* _What the exercise asks_: Return the lines below without any change, starting at the line with "chart-plot-area xyxy=(18,18,782,782)" and running up to and including the line with "Detect and localize".

* _Dataset extract_:

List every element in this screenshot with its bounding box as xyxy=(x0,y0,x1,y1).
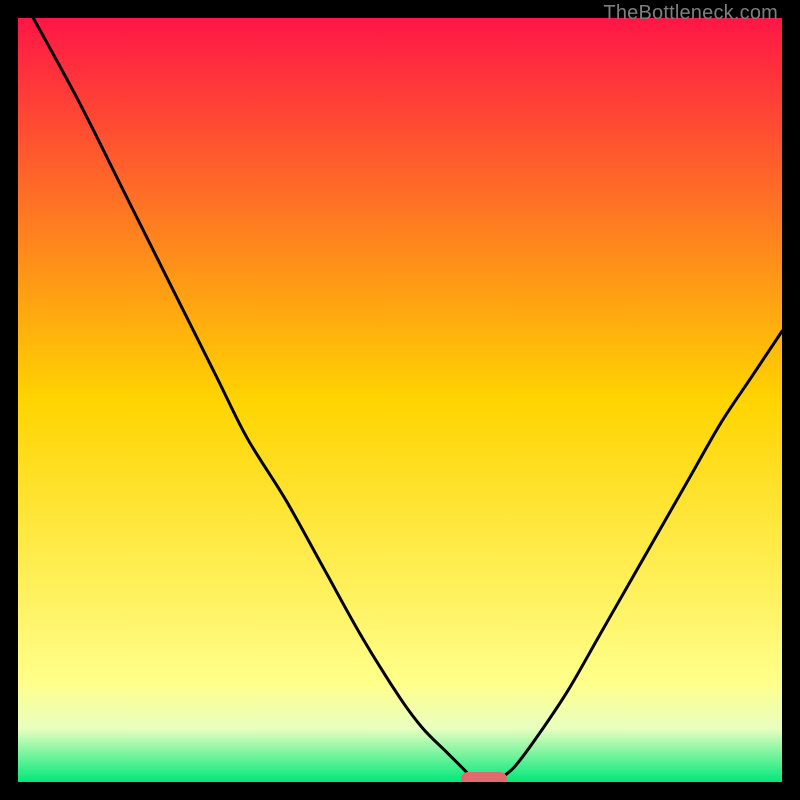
chart-plot-area xyxy=(18,18,782,782)
chart-frame: TheBottleneck.com xyxy=(0,0,800,800)
gradient-background xyxy=(18,18,782,782)
watermark-text: TheBottleneck.com xyxy=(603,2,778,25)
optimal-range-marker xyxy=(461,772,507,782)
chart-svg xyxy=(18,18,782,782)
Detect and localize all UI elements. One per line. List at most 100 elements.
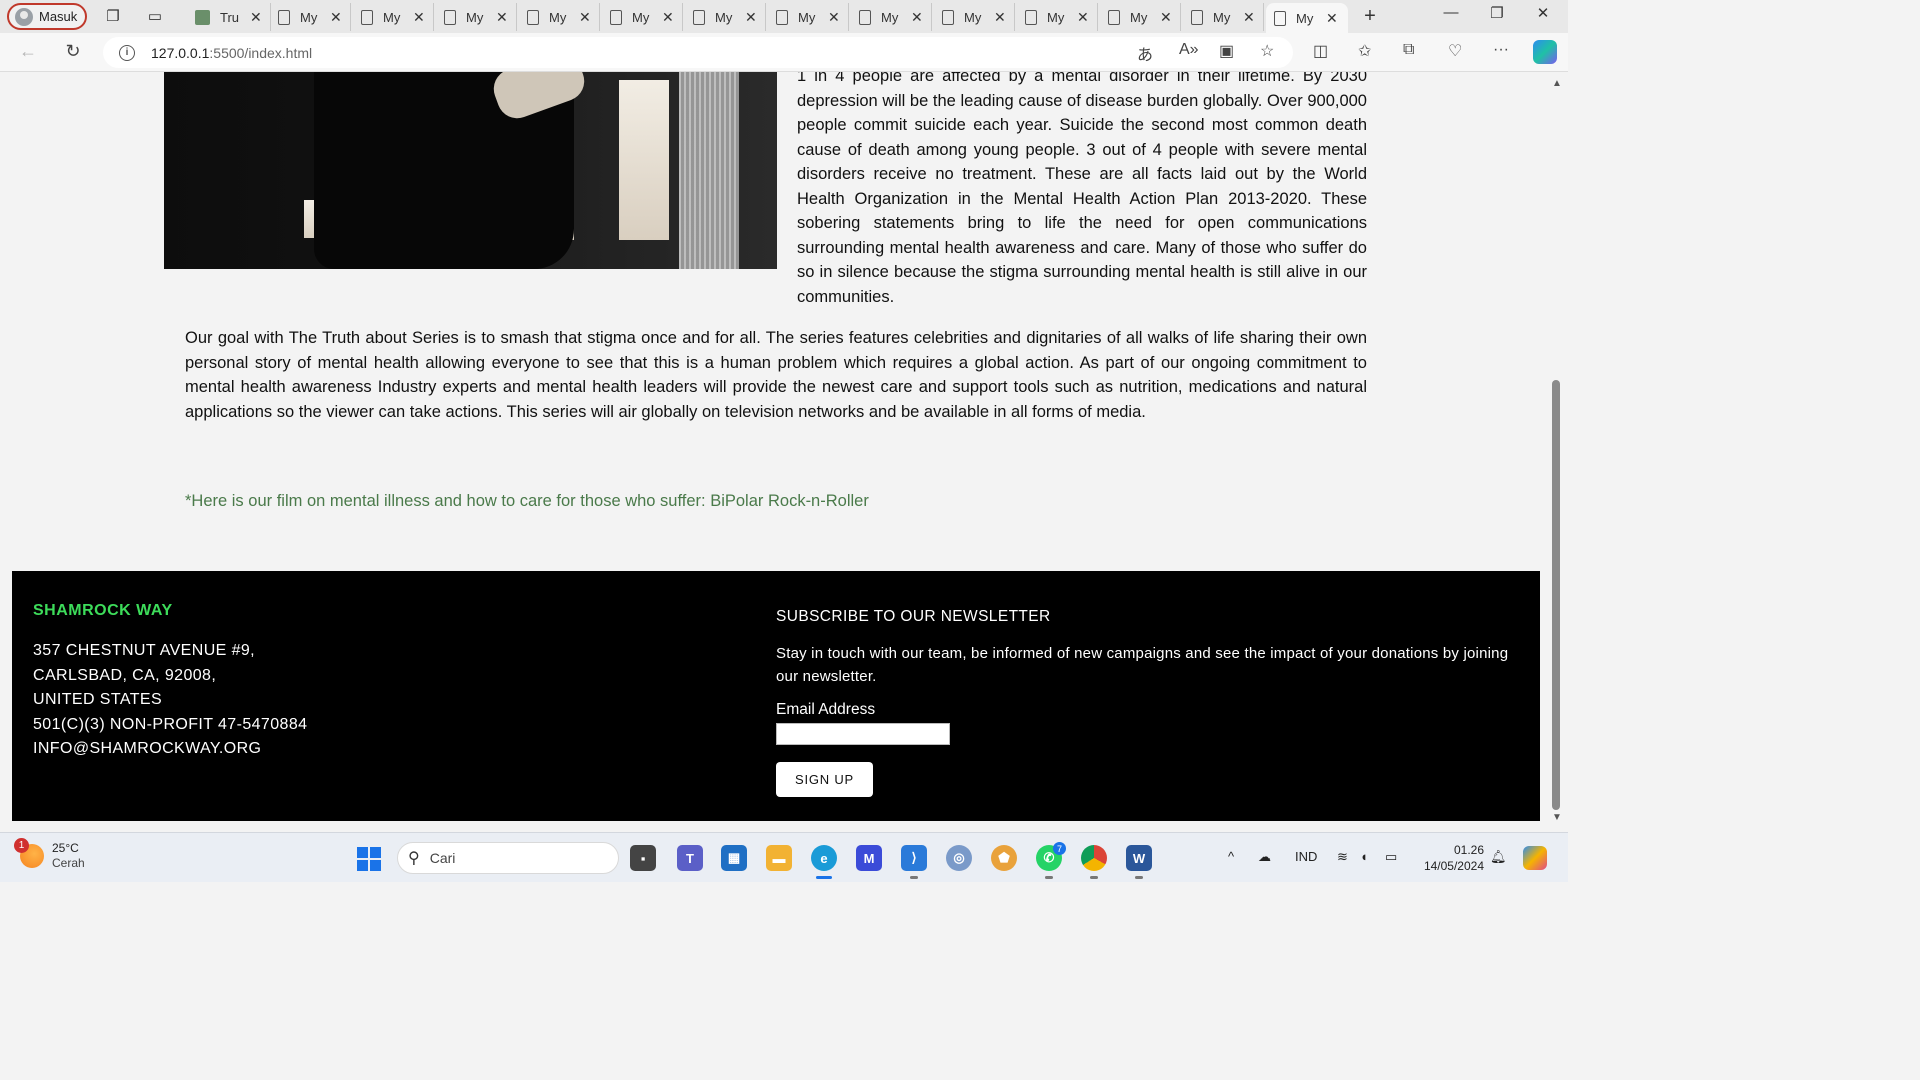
tab-actions-icon[interactable]: ▭: [145, 6, 165, 26]
page-scrollbar[interactable]: ▲ ▼: [1548, 72, 1568, 832]
contact-email[interactable]: INFO@SHAMROCKWAY.ORG: [33, 737, 307, 762]
battery-icon[interactable]: ▭: [1385, 849, 1397, 865]
close-icon[interactable]: ✕: [1243, 9, 1255, 26]
film-link[interactable]: *Here is our film on mental illness and …: [185, 492, 869, 511]
notification-bell-icon[interactable]: 🔔︎: [1490, 849, 1507, 865]
immersive-reader-icon[interactable]: ▣: [1219, 41, 1234, 61]
email-field[interactable]: [776, 723, 950, 745]
windows-start-icon[interactable]: [357, 847, 381, 871]
page-icon: [1274, 10, 1286, 26]
close-icon[interactable]: ✕: [330, 9, 342, 26]
footer: SHAMROCK WAY 357 CHESTNUT AVENUE #9, CAR…: [12, 571, 1540, 821]
chevron-up-icon[interactable]: ^: [1228, 849, 1234, 864]
address-bar: ← ↻ i 127.0.0.1:5500/index.html あ A» ▣ ☆…: [0, 33, 1568, 72]
tab-item[interactable]: My ✕: [685, 3, 766, 31]
globe-app-icon[interactable]: ◎: [946, 845, 972, 871]
taskbar-search[interactable]: ⚲ Cari: [397, 842, 619, 874]
copilot-icon[interactable]: [1533, 40, 1557, 64]
page-icon: [942, 9, 954, 25]
copilot-pre-icon[interactable]: [1523, 846, 1547, 870]
close-icon[interactable]: ✕: [1326, 10, 1338, 27]
favorites-icon[interactable]: ✩: [1358, 41, 1371, 61]
task-view-icon[interactable]: ▪: [630, 845, 656, 871]
minimize-icon[interactable]: —: [1428, 4, 1474, 21]
tab-item[interactable]: My ✕: [353, 3, 434, 31]
back-icon[interactable]: ←: [16, 41, 40, 62]
close-icon[interactable]: ✕: [1077, 9, 1089, 26]
close-icon[interactable]: ✕: [745, 9, 757, 26]
store-icon[interactable]: ▦: [721, 845, 747, 871]
tab-item[interactable]: My ✕: [1100, 3, 1181, 31]
language-indicator[interactable]: IND: [1295, 849, 1317, 864]
reload-icon[interactable]: ↻: [61, 41, 85, 62]
clock-time: 01.26: [1453, 843, 1484, 857]
tab-item[interactable]: My ✕: [602, 3, 683, 31]
more-icon[interactable]: ···: [1493, 41, 1509, 59]
pentagon-app-icon[interactable]: ⬟: [991, 845, 1017, 871]
chrome-icon[interactable]: [1081, 845, 1107, 879]
restore-icon[interactable]: ❐: [1474, 4, 1520, 22]
close-icon[interactable]: ✕: [994, 9, 1006, 26]
close-icon[interactable]: ✕: [828, 9, 840, 26]
onedrive-icon[interactable]: ☁: [1258, 849, 1271, 865]
tab-item[interactable]: My ✕: [270, 3, 351, 31]
tab-label: My: [466, 9, 484, 25]
notification-badge: 1: [14, 838, 29, 853]
system-clock[interactable]: 01.26 14/05/2024: [1420, 842, 1484, 874]
wifi-icon[interactable]: ≋: [1337, 849, 1348, 865]
close-icon[interactable]: ✕: [1160, 9, 1172, 26]
page-icon: [1025, 9, 1037, 25]
nonprofit-id: 501(C)(3) NON-PROFIT 47-5470884: [33, 715, 308, 733]
star-icon[interactable]: ☆: [1260, 41, 1274, 61]
new-tab-icon[interactable]: +: [1360, 5, 1380, 27]
series-goal-paragraph: Our goal with The Truth about Series is …: [185, 329, 1367, 421]
tab-item[interactable]: Tru ✕: [187, 3, 271, 31]
split-screen-icon[interactable]: ◫: [1313, 41, 1328, 61]
vscode-icon[interactable]: ⟩: [901, 845, 927, 879]
word-icon[interactable]: W: [1126, 845, 1152, 879]
page-icon: [859, 9, 871, 25]
file-explorer-icon[interactable]: ▬: [766, 845, 792, 871]
tab-item[interactable]: My ✕: [1017, 3, 1098, 31]
close-icon[interactable]: ✕: [662, 9, 674, 26]
site-info-icon[interactable]: i: [119, 44, 135, 61]
volume-icon[interactable]: ◖: [1360, 849, 1368, 864]
close-icon[interactable]: ✕: [496, 9, 508, 26]
performance-icon[interactable]: ♡: [1448, 41, 1462, 61]
tab-label: Tru: [220, 9, 240, 25]
tab-item[interactable]: My ✕: [768, 3, 849, 31]
tab-item[interactable]: My ✕: [436, 3, 517, 31]
tab-item[interactable]: My ✕: [934, 3, 1015, 31]
tab-label: My: [1047, 9, 1065, 25]
collections-icon[interactable]: ⧉: [1403, 41, 1414, 59]
url-text: 127.0.0.1:5500/index.html: [151, 45, 312, 61]
close-icon[interactable]: ✕: [413, 9, 425, 26]
scroll-down-icon[interactable]: ▼: [1552, 812, 1562, 823]
scrollbar-thumb[interactable]: [1552, 380, 1560, 810]
url-field[interactable]: i 127.0.0.1:5500/index.html: [103, 37, 1293, 68]
footer-brand: SHAMROCK WAY: [33, 602, 173, 619]
page-icon: [1108, 9, 1120, 25]
tab-item[interactable]: My ✕: [519, 3, 600, 31]
vscode-insiders-icon[interactable]: M: [856, 845, 882, 871]
window-close-icon[interactable]: ✕: [1520, 4, 1566, 22]
translate-icon[interactable]: あ: [1137, 41, 1153, 65]
weather-widget[interactable]: 1 25°C Cerah: [14, 838, 85, 871]
page-content: 1 in 4 people are affected by a mental d…: [0, 72, 1548, 832]
url-host: 127.0.0.1: [151, 44, 210, 61]
teams-icon[interactable]: T: [677, 845, 703, 871]
close-icon[interactable]: ✕: [579, 9, 591, 26]
tab-label: My: [1213, 9, 1231, 25]
tab-item[interactable]: My ✕: [851, 3, 932, 31]
profile-button[interactable]: Masuk: [7, 3, 87, 30]
edge-icon[interactable]: e: [811, 845, 837, 879]
read-aloud-icon[interactable]: A»: [1179, 41, 1199, 59]
weather-sun-icon: 1: [14, 838, 44, 868]
scroll-up-icon[interactable]: ▲: [1552, 78, 1562, 89]
workspaces-icon[interactable]: ❐: [103, 6, 123, 26]
tab-item-active[interactable]: My ✕: [1266, 3, 1348, 33]
tab-item[interactable]: My ✕: [1183, 3, 1264, 31]
close-icon[interactable]: ✕: [250, 9, 262, 26]
signup-button[interactable]: SIGN UP: [776, 762, 873, 797]
close-icon[interactable]: ✕: [911, 9, 923, 26]
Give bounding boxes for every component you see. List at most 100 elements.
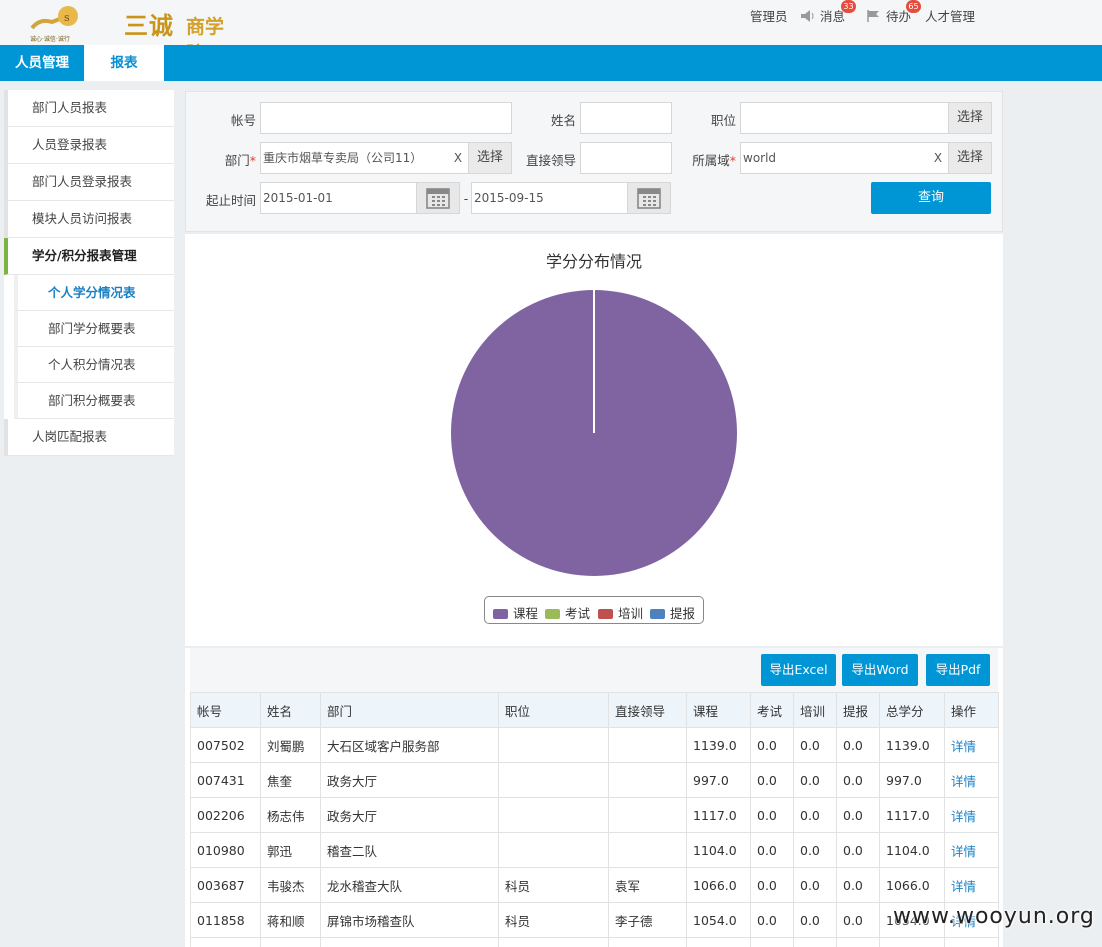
dept-clear-button[interactable]: X xyxy=(449,143,467,173)
table-cell: 详情 xyxy=(944,797,999,833)
messages-label: 消息 xyxy=(819,9,845,24)
account-input[interactable] xyxy=(260,102,512,134)
table-cell xyxy=(608,937,687,947)
dept-select-button[interactable]: 选择 xyxy=(468,142,512,174)
table-cell: 0.0 xyxy=(750,867,794,903)
sidebar-item-credit-points[interactable]: 学分/积分报表管理 xyxy=(4,238,174,275)
table-cell xyxy=(944,937,999,947)
table-cell: 0.0 xyxy=(793,867,837,903)
logo[interactable]: s 诚心·诚信·诚行 三诚 商学院 xyxy=(30,4,230,65)
table-cell: 997.0 xyxy=(879,762,945,798)
name-input[interactable] xyxy=(580,102,672,134)
legend-swatch xyxy=(545,609,560,619)
table-cell: 详情 xyxy=(944,727,999,763)
table-cell xyxy=(260,937,321,947)
table-cell: 科员 xyxy=(498,867,609,903)
position-select-button[interactable]: 选择 xyxy=(948,102,992,134)
flag-icon xyxy=(867,10,879,22)
table-cell: 稽查二队 xyxy=(320,832,499,868)
table-cell: 0.0 xyxy=(836,902,880,938)
todo-link[interactable]: 待办 xyxy=(866,6,911,25)
table-cell: 0.0 xyxy=(836,832,880,868)
admin-link[interactable]: 管理员 xyxy=(750,6,788,25)
sidebar-subitem-dept-points[interactable]: 部门积分概要表 xyxy=(14,383,174,419)
table-cell xyxy=(498,762,609,798)
table-row: 011858 蒋和顺 屏锦市场稽查队 科员 李子德 1054.0 0.0 0.0 0.0 1054… xyxy=(190,902,999,938)
table-row: 007431 焦奎 政务大厅 997.0 0.0 0.0 0.0 997.0 详情 xyxy=(190,762,999,798)
export-toolbar: 导出Excel 导出Word 导出Pdf xyxy=(190,648,998,692)
date-from-input[interactable]: 2015-01-01 xyxy=(260,182,418,214)
table-cell xyxy=(750,937,794,947)
tab-people-management[interactable]: 人员管理 xyxy=(0,45,84,81)
todo-badge: 65 xyxy=(906,0,921,13)
column-header: 职位 xyxy=(498,692,609,728)
column-header: 姓名 xyxy=(260,692,321,728)
table-cell: 1104.0 xyxy=(686,832,751,868)
sidebar-subitem-dept-credit[interactable]: 部门学分概要表 xyxy=(14,311,174,347)
table-cell: 详情 xyxy=(944,832,999,868)
legend-item-course[interactable]: 课程 xyxy=(493,603,538,622)
account-label: 帐号 xyxy=(230,113,256,128)
messages-badge: 33 xyxy=(841,0,856,13)
leader-input[interactable] xyxy=(580,142,672,174)
dept-input[interactable]: 重庆市烟草专卖局（公司11） xyxy=(260,142,470,174)
sidebar-subitem-personal-points[interactable]: 个人积分情况表 xyxy=(14,347,174,383)
main-nav: 人员管理 报表 xyxy=(0,45,1102,81)
sidebar-item-job-match[interactable]: 人岗匹配报表 xyxy=(4,419,174,456)
table-cell: 0.0 xyxy=(750,902,794,938)
sidebar-item-people-login[interactable]: 人员登录报表 xyxy=(4,127,174,164)
legend-item-training[interactable]: 培训 xyxy=(598,603,643,622)
domain-select-button[interactable]: 选择 xyxy=(948,142,992,174)
export-word-button[interactable]: 导出Word xyxy=(842,654,918,686)
table-cell: 0.0 xyxy=(750,832,794,868)
details-link[interactable]: 详情 xyxy=(951,844,976,859)
messages-link[interactable]: 消息 xyxy=(800,6,845,25)
domain-input[interactable]: world xyxy=(740,142,950,174)
table-cell: 1066.0 xyxy=(686,867,751,903)
details-link[interactable]: 详情 xyxy=(951,809,976,824)
table-cell: 政务大厅 xyxy=(320,762,499,798)
table-cell: 0.0 xyxy=(836,797,880,833)
date-to-input[interactable]: 2015-09-15 xyxy=(471,182,629,214)
details-link[interactable]: 详情 xyxy=(951,774,976,789)
date-to-calendar-button[interactable] xyxy=(627,182,671,214)
table-row xyxy=(190,937,999,947)
details-link[interactable]: 详情 xyxy=(951,879,976,894)
details-link[interactable]: 详情 xyxy=(951,739,976,754)
chart-legend: 课程 考试 培训 提报 xyxy=(484,596,704,624)
table-cell: 007502 xyxy=(190,727,261,763)
date-separator: - xyxy=(463,191,469,206)
legend-item-report[interactable]: 提报 xyxy=(650,603,695,622)
table-cell: 0.0 xyxy=(750,797,794,833)
table-cell: 1066.0 xyxy=(879,867,945,903)
legend-item-exam[interactable]: 考试 xyxy=(545,603,590,622)
export-pdf-button[interactable]: 导出Pdf xyxy=(926,654,990,686)
sidebar-item-module-access[interactable]: 模块人员访问报表 xyxy=(4,201,174,238)
sidebar-subitem-personal-credit[interactable]: 个人学分情况表 xyxy=(14,275,174,311)
table-cell xyxy=(498,797,609,833)
table-cell: 010980 xyxy=(190,832,261,868)
export-excel-button[interactable]: 导出Excel xyxy=(761,654,836,686)
table-cell xyxy=(836,937,880,947)
table-cell xyxy=(498,937,609,947)
sidebar-item-dept-people[interactable]: 部门人员报表 xyxy=(4,90,174,127)
date-from-calendar-button[interactable] xyxy=(416,182,460,214)
position-label: 职位 xyxy=(710,113,736,128)
table-cell xyxy=(498,832,609,868)
domain-clear-button[interactable]: X xyxy=(929,143,947,173)
table-cell: 郭迅 xyxy=(260,832,321,868)
column-header: 直接领导 xyxy=(608,692,687,728)
query-button[interactable]: 查询 xyxy=(871,182,991,214)
table-cell: 科员 xyxy=(498,902,609,938)
position-input[interactable] xyxy=(740,102,950,134)
legend-swatch xyxy=(598,609,613,619)
sidebar-item-dept-people-login[interactable]: 部门人员登录报表 xyxy=(4,164,174,201)
table-cell xyxy=(686,937,751,947)
domain-label-text: 所属域 xyxy=(692,153,730,168)
table-row: 002206 杨志伟 政务大厅 1117.0 0.0 0.0 0.0 1117.0 详情 xyxy=(190,797,999,833)
talent-link[interactable]: 人才管理 xyxy=(925,6,975,25)
column-header: 提报 xyxy=(836,692,880,728)
domain-label: 所属域* xyxy=(676,150,736,169)
table-cell: 焦奎 xyxy=(260,762,321,798)
tab-reports[interactable]: 报表 xyxy=(84,45,164,81)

* _Reply to the task_:
chart-plot-area xyxy=(18,18,782,782)
chart-frame: TheBottleneck.com xyxy=(0,0,800,800)
gradient-background xyxy=(18,18,782,782)
watermark-text: TheBottleneck.com xyxy=(603,2,778,25)
optimal-range-marker xyxy=(461,772,507,782)
chart-svg xyxy=(18,18,782,782)
Detect and localize all UI elements. One per line. List at most 100 elements.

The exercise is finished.